Data records
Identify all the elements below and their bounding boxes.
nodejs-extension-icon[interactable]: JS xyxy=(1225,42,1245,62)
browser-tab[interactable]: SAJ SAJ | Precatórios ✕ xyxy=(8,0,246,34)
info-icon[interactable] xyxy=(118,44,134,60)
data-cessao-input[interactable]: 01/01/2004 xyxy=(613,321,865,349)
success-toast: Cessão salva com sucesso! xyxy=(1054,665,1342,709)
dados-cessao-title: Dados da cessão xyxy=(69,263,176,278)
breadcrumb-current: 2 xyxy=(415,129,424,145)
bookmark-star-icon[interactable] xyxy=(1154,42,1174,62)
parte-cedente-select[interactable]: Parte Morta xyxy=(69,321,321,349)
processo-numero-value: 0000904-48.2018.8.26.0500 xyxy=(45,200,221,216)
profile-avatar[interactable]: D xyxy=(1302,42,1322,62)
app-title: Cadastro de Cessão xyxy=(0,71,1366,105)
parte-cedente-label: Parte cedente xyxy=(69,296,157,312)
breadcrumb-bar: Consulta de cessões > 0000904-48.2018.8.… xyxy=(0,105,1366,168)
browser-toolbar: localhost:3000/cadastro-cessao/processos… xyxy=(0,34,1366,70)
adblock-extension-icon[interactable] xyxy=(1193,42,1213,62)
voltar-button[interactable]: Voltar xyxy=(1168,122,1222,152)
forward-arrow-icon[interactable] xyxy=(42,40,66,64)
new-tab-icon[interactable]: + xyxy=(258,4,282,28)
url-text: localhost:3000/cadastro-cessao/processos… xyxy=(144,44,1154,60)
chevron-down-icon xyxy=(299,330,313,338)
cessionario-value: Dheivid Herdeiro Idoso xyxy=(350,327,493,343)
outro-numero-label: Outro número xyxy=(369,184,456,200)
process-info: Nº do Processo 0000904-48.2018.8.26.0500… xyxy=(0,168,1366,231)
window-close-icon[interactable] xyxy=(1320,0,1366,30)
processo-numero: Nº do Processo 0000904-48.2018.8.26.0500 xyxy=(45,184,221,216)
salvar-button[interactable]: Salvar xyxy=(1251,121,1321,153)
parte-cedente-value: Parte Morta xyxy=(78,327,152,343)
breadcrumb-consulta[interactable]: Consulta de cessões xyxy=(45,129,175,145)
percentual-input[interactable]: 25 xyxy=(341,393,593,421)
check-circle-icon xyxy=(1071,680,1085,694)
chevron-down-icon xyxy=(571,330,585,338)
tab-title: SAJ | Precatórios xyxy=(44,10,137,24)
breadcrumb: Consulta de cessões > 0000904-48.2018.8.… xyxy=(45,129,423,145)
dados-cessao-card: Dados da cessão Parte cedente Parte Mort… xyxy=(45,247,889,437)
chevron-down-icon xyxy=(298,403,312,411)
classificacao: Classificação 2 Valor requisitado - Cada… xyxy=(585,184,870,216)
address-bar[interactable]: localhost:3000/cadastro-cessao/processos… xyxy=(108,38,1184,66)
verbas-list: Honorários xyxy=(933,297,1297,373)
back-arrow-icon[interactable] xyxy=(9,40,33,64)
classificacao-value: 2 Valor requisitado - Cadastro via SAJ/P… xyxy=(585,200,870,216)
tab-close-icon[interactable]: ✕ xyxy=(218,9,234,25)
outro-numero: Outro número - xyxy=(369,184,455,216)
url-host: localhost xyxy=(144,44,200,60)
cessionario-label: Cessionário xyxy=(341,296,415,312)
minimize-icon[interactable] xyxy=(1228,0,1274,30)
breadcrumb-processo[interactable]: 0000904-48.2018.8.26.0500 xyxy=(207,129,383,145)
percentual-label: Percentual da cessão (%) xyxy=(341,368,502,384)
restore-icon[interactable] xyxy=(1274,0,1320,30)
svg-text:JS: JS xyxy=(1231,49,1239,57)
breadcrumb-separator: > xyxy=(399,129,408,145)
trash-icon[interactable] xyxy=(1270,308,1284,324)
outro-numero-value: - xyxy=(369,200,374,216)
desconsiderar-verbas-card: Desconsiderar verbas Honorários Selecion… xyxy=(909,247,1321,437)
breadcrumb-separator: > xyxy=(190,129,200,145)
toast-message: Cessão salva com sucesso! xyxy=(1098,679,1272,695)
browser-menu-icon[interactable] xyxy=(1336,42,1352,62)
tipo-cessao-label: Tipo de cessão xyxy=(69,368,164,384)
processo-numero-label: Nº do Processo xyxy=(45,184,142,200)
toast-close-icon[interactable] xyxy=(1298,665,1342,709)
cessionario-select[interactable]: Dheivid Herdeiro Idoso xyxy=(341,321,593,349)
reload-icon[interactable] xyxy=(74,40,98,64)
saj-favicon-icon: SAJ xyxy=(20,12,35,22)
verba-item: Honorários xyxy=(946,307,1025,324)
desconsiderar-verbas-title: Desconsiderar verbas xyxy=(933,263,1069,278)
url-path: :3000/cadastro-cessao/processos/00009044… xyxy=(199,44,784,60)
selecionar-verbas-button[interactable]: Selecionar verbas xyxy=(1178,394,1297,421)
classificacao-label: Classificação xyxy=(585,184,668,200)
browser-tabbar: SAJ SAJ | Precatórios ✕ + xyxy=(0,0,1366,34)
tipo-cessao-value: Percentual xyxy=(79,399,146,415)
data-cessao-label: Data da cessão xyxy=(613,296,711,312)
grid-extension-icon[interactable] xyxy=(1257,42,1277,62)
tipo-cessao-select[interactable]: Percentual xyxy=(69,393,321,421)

**Work to do:**
Return the lines unchanged from the start of the records through the line that contains "bookmark-star-icon[interactable] xyxy=(1154,42,1174,62)".

**Result:**
Identify all the elements below and their bounding boxes.
nodejs-extension-icon[interactable]: JS xyxy=(1225,42,1245,62)
browser-tab[interactable]: SAJ SAJ | Precatórios ✕ xyxy=(8,0,246,34)
info-icon[interactable] xyxy=(118,44,134,60)
data-cessao-input[interactable]: 01/01/2004 xyxy=(613,321,865,349)
success-toast: Cessão salva com sucesso! xyxy=(1054,665,1342,709)
dados-cessao-title: Dados da cessão xyxy=(69,263,176,278)
breadcrumb-current: 2 xyxy=(415,129,424,145)
bookmark-star-icon[interactable] xyxy=(1154,42,1174,62)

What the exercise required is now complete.